— START OF Records provided —
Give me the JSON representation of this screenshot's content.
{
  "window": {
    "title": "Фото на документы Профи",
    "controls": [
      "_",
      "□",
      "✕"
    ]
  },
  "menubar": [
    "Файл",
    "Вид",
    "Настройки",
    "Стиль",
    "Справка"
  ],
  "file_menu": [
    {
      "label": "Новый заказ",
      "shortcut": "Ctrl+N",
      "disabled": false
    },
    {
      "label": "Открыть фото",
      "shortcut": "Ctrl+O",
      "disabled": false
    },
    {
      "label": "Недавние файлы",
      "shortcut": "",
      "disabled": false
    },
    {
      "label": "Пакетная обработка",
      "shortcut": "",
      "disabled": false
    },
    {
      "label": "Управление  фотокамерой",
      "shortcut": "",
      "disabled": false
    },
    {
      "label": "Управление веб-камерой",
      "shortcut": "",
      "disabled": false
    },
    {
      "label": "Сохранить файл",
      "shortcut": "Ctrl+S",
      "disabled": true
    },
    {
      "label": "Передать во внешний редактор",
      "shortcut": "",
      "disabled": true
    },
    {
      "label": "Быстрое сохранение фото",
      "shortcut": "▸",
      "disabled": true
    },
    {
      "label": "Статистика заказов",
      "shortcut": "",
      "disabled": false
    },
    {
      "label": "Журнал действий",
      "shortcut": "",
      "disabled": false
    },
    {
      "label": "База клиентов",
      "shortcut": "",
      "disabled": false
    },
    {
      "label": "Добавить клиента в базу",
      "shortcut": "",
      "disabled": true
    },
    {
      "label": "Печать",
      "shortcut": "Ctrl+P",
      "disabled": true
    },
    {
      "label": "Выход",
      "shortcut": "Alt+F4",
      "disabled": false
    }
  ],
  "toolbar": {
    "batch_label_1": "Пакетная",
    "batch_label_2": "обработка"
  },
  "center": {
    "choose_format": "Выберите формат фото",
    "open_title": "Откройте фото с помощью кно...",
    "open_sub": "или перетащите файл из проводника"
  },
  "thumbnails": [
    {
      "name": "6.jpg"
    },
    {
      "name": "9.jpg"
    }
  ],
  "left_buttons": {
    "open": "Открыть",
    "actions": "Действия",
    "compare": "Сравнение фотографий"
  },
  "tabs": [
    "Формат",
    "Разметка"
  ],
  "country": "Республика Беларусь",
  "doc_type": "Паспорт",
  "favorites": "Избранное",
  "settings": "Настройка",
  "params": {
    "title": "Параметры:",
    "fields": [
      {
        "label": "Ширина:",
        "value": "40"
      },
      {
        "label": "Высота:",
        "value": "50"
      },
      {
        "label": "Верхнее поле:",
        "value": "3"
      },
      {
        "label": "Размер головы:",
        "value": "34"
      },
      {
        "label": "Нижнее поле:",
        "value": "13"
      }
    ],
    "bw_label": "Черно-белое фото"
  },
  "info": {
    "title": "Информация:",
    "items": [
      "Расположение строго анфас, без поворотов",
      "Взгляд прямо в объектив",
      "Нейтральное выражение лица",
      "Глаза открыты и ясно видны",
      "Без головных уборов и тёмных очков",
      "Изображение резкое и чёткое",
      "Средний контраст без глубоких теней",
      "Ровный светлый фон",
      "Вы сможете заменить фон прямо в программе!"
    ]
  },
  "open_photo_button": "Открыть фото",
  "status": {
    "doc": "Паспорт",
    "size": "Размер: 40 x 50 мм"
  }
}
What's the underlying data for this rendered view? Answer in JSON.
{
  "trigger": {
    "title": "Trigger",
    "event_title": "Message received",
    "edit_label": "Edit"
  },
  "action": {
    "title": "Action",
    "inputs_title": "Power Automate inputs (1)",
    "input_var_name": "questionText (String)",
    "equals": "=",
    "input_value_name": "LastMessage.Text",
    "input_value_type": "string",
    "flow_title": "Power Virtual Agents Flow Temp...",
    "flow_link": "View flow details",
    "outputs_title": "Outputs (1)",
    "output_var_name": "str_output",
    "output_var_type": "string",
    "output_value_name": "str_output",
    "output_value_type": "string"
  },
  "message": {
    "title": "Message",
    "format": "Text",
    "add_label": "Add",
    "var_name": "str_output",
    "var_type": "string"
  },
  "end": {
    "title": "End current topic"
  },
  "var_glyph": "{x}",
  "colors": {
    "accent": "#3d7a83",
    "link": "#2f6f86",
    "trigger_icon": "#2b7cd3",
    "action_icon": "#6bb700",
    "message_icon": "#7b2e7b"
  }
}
— END OF Records provided —
• **Required task**: Copy each record from above without leaving any out.

• **Exercise solution**:
Give me the JSON representation of this screenshot's content.
{
  "window": {
    "title": "Фото на документы Профи",
    "controls": [
      "_",
      "□",
      "✕"
    ]
  },
  "menubar": [
    "Файл",
    "Вид",
    "Настройки",
    "Стиль",
    "Справка"
  ],
  "file_menu": [
    {
      "label": "Новый заказ",
      "shortcut": "Ctrl+N",
      "disabled": false
    },
    {
      "label": "Открыть фото",
      "shortcut": "Ctrl+O",
      "disabled": false
    },
    {
      "label": "Недавние файлы",
      "shortcut": "",
      "disabled": false
    },
    {
      "label": "Пакетная обработка",
      "shortcut": "",
      "disabled": false
    },
    {
      "label": "Управление  фотокамерой",
      "shortcut": "",
      "disabled": false
    },
    {
      "label": "Управление веб-камерой",
      "shortcut": "",
      "disabled": false
    },
    {
      "label": "Сохранить файл",
      "shortcut": "Ctrl+S",
      "disabled": true
    },
    {
      "label": "Передать во внешний редактор",
      "shortcut": "",
      "disabled": true
    },
    {
      "label": "Быстрое сохранение фото",
      "shortcut": "▸",
      "disabled": true
    },
    {
      "label": "Статистика заказов",
      "shortcut": "",
      "disabled": false
    },
    {
      "label": "Журнал действий",
      "shortcut": "",
      "disabled": false
    },
    {
      "label": "База клиентов",
      "shortcut": "",
      "disabled": false
    },
    {
      "label": "Добавить клиента в базу",
      "shortcut": "",
      "disabled": true
    },
    {
      "label": "Печать",
      "shortcut": "Ctrl+P",
      "disabled": true
    },
    {
      "label": "Выход",
      "shortcut": "Alt+F4",
      "disabled": false
    }
  ],
  "toolbar": {
    "batch_label_1": "Пакетная",
    "batch_label_2": "обработка"
  },
  "center": {
    "choose_format": "Выберите формат фото",
    "open_title": "Откройте фото с помощью кно...",
    "open_sub": "или перетащите файл из проводника"
  },
  "thumbnails": [
    {
      "name": "6.jpg"
    },
    {
      "name": "9.jpg"
    }
  ],
  "left_buttons": {
    "open": "Открыть",
    "actions": "Действия",
    "compare": "Сравнение фотографий"
  },
  "tabs": [
    "Формат",
    "Разметка"
  ],
  "country": "Республика Беларусь",
  "doc_type": "Паспорт",
  "favorites": "Избранное",
  "settings": "Настройка",
  "params": {
    "title": "Параметры:",
    "fields": [
      {
        "label": "Ширина:",
        "value": "40"
      },
      {
        "label": "Высота:",
        "value": "50"
      },
      {
        "label": "Верхнее поле:",
        "value": "3"
      },
      {
        "label": "Размер головы:",
        "value": "34"
      },
      {
        "label": "Нижнее поле:",
        "value": "13"
      }
    ],
    "bw_label": "Черно-белое фото"
  },
  "info": {
    "title": "Информация:",
    "items": [
      "Расположение строго анфас, без поворотов",
      "Взгляд прямо в объектив",
      "Нейтральное выражение лица",
      "Глаза открыты и ясно видны",
      "Без головных уборов и тёмных очков",
      "Изображение резкое и чёткое",
      "Средний контраст без глубоких теней",
      "Ровный светлый фон",
      "Вы сможете заменить фон прямо в программе!"
    ]
  },
  "open_photo_button": "Открыть фото",
  "status": {
    "doc": "Паспорт",
    "size": "Размер: 40 x 50 мм"
  }
}
What's the underlying data for this rendered view? Answer in JSON.
{
  "trigger": {
    "title": "Trigger",
    "event_title": "Message received",
    "edit_label": "Edit"
  },
  "action": {
    "title": "Action",
    "inputs_title": "Power Automate inputs (1)",
    "input_var_name": "questionText (String)",
    "equals": "=",
    "input_value_name": "LastMessage.Text",
    "input_value_type": "string",
    "flow_title": "Power Virtual Agents Flow Temp...",
    "flow_link": "View flow details",
    "outputs_title": "Outputs (1)",
    "output_var_name": "str_output",
    "output_var_type": "string",
    "output_value_name": "str_output",
    "output_value_type": "string"
  },
  "message": {
    "title": "Message",
    "format": "Text",
    "add_label": "Add",
    "var_name": "str_output",
    "var_type": "string"
  },
  "end": {
    "title": "End current topic"
  },
  "var_glyph": "{x}",
  "colors": {
    "accent": "#3d7a83",
    "link": "#2f6f86",
    "trigger_icon": "#2b7cd3",
    "action_icon": "#6bb700",
    "message_icon": "#7b2e7b"
  }
}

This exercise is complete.